> **RAW DATA**

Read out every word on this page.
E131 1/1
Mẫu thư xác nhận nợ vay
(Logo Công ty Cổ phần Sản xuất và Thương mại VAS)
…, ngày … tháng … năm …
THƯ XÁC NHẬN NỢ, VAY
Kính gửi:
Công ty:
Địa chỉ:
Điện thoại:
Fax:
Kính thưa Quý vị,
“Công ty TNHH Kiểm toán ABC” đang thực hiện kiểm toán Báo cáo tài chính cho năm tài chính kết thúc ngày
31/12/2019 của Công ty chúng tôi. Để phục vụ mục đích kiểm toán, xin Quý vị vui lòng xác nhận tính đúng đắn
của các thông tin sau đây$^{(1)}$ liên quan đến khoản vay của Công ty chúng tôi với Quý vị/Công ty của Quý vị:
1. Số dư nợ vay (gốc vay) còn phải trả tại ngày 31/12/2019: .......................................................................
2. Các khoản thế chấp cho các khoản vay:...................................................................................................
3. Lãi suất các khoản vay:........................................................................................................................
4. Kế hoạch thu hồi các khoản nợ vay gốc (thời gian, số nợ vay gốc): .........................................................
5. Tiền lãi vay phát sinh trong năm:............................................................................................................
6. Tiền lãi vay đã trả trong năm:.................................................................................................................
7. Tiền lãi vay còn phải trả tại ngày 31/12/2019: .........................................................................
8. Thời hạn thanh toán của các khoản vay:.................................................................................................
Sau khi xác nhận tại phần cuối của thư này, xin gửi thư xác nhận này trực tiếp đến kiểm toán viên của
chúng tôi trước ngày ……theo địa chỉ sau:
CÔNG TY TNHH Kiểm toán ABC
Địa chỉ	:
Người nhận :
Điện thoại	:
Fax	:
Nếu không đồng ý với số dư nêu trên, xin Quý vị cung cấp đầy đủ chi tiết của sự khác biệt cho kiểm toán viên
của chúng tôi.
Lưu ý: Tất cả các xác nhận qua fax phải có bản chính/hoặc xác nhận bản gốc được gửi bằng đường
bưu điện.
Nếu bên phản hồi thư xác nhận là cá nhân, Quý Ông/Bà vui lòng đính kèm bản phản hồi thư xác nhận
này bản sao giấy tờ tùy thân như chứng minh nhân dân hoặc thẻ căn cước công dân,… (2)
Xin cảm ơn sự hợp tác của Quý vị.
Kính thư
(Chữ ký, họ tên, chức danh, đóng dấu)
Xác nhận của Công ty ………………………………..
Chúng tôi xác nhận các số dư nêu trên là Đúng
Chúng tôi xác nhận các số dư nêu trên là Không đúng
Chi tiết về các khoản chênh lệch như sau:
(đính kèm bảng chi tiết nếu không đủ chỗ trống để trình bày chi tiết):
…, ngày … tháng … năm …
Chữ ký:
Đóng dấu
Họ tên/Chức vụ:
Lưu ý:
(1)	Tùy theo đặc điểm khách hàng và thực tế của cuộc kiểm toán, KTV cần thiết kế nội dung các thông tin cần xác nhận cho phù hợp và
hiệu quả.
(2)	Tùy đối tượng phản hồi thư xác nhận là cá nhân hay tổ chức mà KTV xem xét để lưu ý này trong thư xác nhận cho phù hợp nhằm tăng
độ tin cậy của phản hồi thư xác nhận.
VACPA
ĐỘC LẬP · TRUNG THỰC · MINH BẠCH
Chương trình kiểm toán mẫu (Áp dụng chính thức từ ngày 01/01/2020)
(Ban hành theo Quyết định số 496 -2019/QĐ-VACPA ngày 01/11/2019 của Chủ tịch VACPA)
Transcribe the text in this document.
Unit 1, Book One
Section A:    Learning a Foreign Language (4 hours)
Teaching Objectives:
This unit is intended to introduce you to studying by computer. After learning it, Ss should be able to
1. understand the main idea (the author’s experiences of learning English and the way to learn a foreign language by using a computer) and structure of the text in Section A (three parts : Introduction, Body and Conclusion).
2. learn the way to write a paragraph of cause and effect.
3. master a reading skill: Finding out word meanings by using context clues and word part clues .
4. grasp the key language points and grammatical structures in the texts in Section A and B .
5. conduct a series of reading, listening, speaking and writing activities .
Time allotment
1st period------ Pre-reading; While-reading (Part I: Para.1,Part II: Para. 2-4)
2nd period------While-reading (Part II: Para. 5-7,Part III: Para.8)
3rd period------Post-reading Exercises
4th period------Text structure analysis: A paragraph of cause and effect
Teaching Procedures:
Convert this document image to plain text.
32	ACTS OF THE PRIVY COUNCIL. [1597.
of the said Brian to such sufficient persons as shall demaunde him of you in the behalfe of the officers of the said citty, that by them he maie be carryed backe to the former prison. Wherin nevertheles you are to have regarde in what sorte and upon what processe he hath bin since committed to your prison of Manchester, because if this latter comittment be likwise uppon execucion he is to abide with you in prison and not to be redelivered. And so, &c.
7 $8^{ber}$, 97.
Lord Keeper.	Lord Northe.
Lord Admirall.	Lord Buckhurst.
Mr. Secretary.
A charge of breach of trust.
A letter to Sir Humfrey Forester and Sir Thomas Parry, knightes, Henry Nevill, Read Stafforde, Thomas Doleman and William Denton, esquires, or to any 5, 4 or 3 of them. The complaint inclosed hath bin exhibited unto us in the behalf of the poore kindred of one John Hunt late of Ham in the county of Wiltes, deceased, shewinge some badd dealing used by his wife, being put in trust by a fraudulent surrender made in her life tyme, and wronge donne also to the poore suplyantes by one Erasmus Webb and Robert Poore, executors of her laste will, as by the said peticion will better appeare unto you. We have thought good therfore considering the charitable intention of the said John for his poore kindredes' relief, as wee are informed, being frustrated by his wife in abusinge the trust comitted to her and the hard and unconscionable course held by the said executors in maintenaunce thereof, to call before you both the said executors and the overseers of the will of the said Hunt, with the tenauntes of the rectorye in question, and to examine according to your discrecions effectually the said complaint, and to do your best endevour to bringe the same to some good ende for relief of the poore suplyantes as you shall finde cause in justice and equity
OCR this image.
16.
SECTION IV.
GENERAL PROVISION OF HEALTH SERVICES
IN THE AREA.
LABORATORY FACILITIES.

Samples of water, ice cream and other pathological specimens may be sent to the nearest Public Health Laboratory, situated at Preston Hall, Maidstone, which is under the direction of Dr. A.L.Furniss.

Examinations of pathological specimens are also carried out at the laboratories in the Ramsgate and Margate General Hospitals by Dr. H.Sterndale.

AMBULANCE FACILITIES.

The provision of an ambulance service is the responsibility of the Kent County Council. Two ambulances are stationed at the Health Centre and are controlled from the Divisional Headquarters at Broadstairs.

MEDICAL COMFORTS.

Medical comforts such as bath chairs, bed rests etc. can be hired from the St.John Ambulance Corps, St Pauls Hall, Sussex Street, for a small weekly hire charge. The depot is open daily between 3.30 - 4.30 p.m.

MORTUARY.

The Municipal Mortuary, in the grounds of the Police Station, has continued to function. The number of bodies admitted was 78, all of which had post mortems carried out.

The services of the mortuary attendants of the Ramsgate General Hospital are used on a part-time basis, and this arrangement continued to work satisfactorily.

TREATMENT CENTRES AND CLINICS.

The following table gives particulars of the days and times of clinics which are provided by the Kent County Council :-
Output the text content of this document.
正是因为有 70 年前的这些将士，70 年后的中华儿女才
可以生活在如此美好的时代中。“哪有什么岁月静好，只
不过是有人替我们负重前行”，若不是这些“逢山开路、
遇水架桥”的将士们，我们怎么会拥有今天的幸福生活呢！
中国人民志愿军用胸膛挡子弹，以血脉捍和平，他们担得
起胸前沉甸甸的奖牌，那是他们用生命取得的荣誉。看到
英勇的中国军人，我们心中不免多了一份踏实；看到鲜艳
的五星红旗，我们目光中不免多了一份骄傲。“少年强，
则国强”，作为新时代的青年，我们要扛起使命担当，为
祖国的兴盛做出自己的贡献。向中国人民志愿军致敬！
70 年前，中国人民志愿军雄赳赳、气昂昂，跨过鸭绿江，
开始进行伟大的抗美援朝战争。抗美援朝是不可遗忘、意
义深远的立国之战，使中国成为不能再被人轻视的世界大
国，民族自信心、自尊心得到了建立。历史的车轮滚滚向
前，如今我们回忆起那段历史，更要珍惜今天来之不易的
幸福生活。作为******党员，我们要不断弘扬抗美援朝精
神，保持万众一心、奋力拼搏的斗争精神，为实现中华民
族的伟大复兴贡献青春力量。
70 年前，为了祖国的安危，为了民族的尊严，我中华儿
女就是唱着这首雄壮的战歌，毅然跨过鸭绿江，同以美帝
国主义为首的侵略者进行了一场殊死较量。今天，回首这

> **REQUIRED WORK**
Pull out every line in the material above where "khoản" occurs.

> **WRITTEN REPLY**
của các thông tin sau đây$^{(1)}$ liên quan đến khoản vay của Công ty chúng tôi với Quý vị/Công ty của Quý vị:
2. Các khoản thế chấp cho các khoản vay:...................................................................................................
3. Lãi suất các khoản vay:........................................................................................................................
4. Kế hoạch thu hồi các khoản nợ vay gốc (thời gian, số nợ vay gốc): .........................................................
8. Thời hạn thanh toán của các khoản vay:.................................................................................................
Chi tiết về các khoản chênh lệch như sau:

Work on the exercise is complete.